Stored data entries:
══════════════════════════════

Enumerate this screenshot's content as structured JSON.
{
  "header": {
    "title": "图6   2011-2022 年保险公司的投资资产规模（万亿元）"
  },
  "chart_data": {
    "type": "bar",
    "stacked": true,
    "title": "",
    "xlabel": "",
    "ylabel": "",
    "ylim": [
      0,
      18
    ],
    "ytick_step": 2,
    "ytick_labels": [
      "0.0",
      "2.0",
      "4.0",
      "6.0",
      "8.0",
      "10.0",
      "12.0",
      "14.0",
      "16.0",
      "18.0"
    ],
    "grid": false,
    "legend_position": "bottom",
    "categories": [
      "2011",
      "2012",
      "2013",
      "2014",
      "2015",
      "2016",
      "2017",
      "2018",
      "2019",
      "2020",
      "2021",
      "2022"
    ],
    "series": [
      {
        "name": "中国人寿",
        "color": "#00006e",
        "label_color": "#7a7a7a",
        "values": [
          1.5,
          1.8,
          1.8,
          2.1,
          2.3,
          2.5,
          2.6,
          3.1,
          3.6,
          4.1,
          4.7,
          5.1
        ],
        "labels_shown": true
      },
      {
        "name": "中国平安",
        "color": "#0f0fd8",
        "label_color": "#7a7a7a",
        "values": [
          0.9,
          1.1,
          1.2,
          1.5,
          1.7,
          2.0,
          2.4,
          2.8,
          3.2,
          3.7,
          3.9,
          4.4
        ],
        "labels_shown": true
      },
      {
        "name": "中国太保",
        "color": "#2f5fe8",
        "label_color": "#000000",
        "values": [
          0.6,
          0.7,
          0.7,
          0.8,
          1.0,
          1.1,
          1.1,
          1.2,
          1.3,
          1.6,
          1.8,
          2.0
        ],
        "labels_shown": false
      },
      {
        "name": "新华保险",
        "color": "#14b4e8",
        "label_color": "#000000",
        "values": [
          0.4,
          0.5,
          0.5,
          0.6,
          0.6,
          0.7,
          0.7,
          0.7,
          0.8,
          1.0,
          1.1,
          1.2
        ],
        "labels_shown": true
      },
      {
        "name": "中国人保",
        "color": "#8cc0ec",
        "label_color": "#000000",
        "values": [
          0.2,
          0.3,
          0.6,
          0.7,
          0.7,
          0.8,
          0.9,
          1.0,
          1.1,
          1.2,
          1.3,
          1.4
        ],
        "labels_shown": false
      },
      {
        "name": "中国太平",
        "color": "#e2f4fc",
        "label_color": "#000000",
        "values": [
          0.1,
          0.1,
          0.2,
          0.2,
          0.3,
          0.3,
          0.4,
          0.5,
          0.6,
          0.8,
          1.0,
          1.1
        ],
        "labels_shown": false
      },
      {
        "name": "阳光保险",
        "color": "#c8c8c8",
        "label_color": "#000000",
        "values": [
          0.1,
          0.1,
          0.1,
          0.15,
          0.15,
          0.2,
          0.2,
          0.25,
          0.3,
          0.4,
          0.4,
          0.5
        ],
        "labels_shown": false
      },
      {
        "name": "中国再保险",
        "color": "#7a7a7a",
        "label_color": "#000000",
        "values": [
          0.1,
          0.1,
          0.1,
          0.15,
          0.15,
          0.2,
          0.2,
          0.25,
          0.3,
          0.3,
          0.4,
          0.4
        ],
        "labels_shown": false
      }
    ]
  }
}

══════════════════════════════

#### [EXERCISE PROMPT]
Transcribe every entry exactly, omitting nothing.

#### [ANSWER FOR THIS EXERCISE]
Enumerate this screenshot's content as structured JSON.
{
  "header": {
    "title": "图6   2011-2022 年保险公司的投资资产规模（万亿元）"
  },
  "chart_data": {
    "type": "bar",
    "stacked": true,
    "title": "",
    "xlabel": "",
    "ylabel": "",
    "ylim": [
      0,
      18
    ],
    "ytick_step": 2,
    "ytick_labels": [
      "0.0",
      "2.0",
      "4.0",
      "6.0",
      "8.0",
      "10.0",
      "12.0",
      "14.0",
      "16.0",
      "18.0"
    ],
    "grid": false,
    "legend_position": "bottom",
    "categories": [
      "2011",
      "2012",
      "2013",
      "2014",
      "2015",
      "2016",
      "2017",
      "2018",
      "2019",
      "2020",
      "2021",
      "2022"
    ],
    "series": [
      {
        "name": "中国人寿",
        "color": "#00006e",
        "label_color": "#7a7a7a",
        "values": [
          1.5,
          1.8,
          1.8,
          2.1,
          2.3,
          2.5,
          2.6,
          3.1,
          3.6,
          4.1,
          4.7,
          5.1
        ],
        "labels_shown": true
      },
      {
        "name": "中国平安",
        "color": "#0f0fd8",
        "label_color": "#7a7a7a",
        "values": [
          0.9,
          1.1,
          1.2,
          1.5,
          1.7,
          2.0,
          2.4,
          2.8,
          3.2,
          3.7,
          3.9,
          4.4
        ],
        "labels_shown": true
      },
      {
        "name": "中国太保",
        "color": "#2f5fe8",
        "label_color": "#000000",
        "values": [
          0.6,
          0.7,
          0.7,
          0.8,
          1.0,
          1.1,
          1.1,
          1.2,
          1.3,
          1.6,
          1.8,
          2.0
        ],
        "labels_shown": false
      },
      {
        "name": "新华保险",
        "color": "#14b4e8",
        "label_color": "#000000",
        "values": [
          0.4,
          0.5,
          0.5,
          0.6,
          0.6,
          0.7,
          0.7,
          0.7,
          0.8,
          1.0,
          1.1,
          1.2
        ],
        "labels_shown": true
      },
      {
        "name": "中国人保",
        "color": "#8cc0ec",
        "label_color": "#000000",
        "values": [
          0.2,
          0.3,
          0.6,
          0.7,
          0.7,
          0.8,
          0.9,
          1.0,
          1.1,
          1.2,
          1.3,
          1.4
        ],
        "labels_shown": false
      },
      {
        "name": "中国太平",
        "color": "#e2f4fc",
        "label_color": "#000000",
        "values": [
          0.1,
          0.1,
          0.2,
          0.2,
          0.3,
          0.3,
          0.4,
          0.5,
          0.6,
          0.8,
          1.0,
          1.1
        ],
        "labels_shown": false
      },
      {
        "name": "阳光保险",
        "color": "#c8c8c8",
        "label_color": "#000000",
        "values": [
          0.1,
          0.1,
          0.1,
          0.15,
          0.15,
          0.2,
          0.2,
          0.25,
          0.3,
          0.4,
          0.4,
          0.5
        ],
        "labels_shown": false
      },
      {
        "name": "中国再保险",
        "color": "#7a7a7a",
        "label_color": "#000000",
        "values": [
          0.1,
          0.1,
          0.1,
          0.15,
          0.15,
          0.2,
          0.2,
          0.25,
          0.3,
          0.3,
          0.4,
          0.4
        ],
        "labels_shown": false
      }
    ]
  }
}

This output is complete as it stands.